AIM: Each entry has to be copied exactly, with nothing missed.
↓
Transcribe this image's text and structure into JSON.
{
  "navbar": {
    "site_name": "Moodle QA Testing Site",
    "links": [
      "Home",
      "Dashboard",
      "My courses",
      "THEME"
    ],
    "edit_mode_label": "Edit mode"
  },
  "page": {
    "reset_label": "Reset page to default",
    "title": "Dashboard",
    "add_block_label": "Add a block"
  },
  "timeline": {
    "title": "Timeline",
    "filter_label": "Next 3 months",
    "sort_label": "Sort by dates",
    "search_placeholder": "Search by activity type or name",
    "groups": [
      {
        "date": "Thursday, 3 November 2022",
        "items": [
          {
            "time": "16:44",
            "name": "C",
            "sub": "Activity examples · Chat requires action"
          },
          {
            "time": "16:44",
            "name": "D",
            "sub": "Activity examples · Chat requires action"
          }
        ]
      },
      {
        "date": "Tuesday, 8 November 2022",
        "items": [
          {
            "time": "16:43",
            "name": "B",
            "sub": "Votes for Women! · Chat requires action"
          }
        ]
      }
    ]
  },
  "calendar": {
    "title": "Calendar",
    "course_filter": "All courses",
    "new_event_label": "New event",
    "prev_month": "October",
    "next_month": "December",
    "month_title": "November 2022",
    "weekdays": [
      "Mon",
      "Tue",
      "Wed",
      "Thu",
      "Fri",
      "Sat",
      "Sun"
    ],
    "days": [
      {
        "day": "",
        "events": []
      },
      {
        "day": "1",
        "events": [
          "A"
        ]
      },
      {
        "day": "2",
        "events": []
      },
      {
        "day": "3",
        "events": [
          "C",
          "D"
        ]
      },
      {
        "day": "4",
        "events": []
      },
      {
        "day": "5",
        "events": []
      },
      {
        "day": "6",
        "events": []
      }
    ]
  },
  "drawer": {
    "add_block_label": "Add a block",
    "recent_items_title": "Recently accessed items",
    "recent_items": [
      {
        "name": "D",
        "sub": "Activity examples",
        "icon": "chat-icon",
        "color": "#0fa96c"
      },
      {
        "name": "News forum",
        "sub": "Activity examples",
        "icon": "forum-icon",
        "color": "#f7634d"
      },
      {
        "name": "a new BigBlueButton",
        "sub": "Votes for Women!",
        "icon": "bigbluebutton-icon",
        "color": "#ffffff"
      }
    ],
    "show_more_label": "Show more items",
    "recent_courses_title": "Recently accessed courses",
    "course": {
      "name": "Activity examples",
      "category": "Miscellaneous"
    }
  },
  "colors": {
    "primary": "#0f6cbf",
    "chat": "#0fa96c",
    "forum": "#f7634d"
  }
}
↑
THE REPLY:
Transcribe this image's text and structure into JSON.
{
  "navbar": {
    "site_name": "Moodle QA Testing Site",
    "links": [
      "Home",
      "Dashboard",
      "My courses",
      "THEME"
    ],
    "edit_mode_label": "Edit mode"
  },
  "page": {
    "reset_label": "Reset page to default",
    "title": "Dashboard",
    "add_block_label": "Add a block"
  },
  "timeline": {
    "title": "Timeline",
    "filter_label": "Next 3 months",
    "sort_label": "Sort by dates",
    "search_placeholder": "Search by activity type or name",
    "groups": [
      {
        "date": "Thursday, 3 November 2022",
        "items": [
          {
            "time": "16:44",
            "name": "C",
            "sub": "Activity examples · Chat requires action"
          },
          {
            "time": "16:44",
            "name": "D",
            "sub": "Activity examples · Chat requires action"
          }
        ]
      },
      {
        "date": "Tuesday, 8 November 2022",
        "items": [
          {
            "time": "16:43",
            "name": "B",
            "sub": "Votes for Women! · Chat requires action"
          }
        ]
      }
    ]
  },
  "calendar": {
    "title": "Calendar",
    "course_filter": "All courses",
    "new_event_label": "New event",
    "prev_month": "October",
    "next_month": "December",
    "month_title": "November 2022",
    "weekdays": [
      "Mon",
      "Tue",
      "Wed",
      "Thu",
      "Fri",
      "Sat",
      "Sun"
    ],
    "days": [
      {
        "day": "",
        "events": []
      },
      {
        "day": "1",
        "events": [
          "A"
        ]
      },
      {
        "day": "2",
        "events": []
      },
      {
        "day": "3",
        "events": [
          "C",
          "D"
        ]
      },
      {
        "day": "4",
        "events": []
      },
      {
        "day": "5",
        "events": []
      },
      {
        "day": "6",
        "events": []
      }
    ]
  },
  "drawer": {
    "add_block_label": "Add a block",
    "recent_items_title": "Recently accessed items",
    "recent_items": [
      {
        "name": "D",
        "sub": "Activity examples",
        "icon": "chat-icon",
        "color": "#0fa96c"
      },
      {
        "name": "News forum",
        "sub": "Activity examples",
        "icon": "forum-icon",
        "color": "#f7634d"
      },
      {
        "name": "a new BigBlueButton",
        "sub": "Votes for Women!",
        "icon": "bigbluebutton-icon",
        "color": "#ffffff"
      }
    ],
    "show_more_label": "Show more items",
    "recent_courses_title": "Recently accessed courses",
    "course": {
      "name": "Activity examples",
      "category": "Miscellaneous"
    }
  },
  "colors": {
    "primary": "#0f6cbf",
    "chat": "#0fa96c",
    "forum": "#f7634d"
  }
}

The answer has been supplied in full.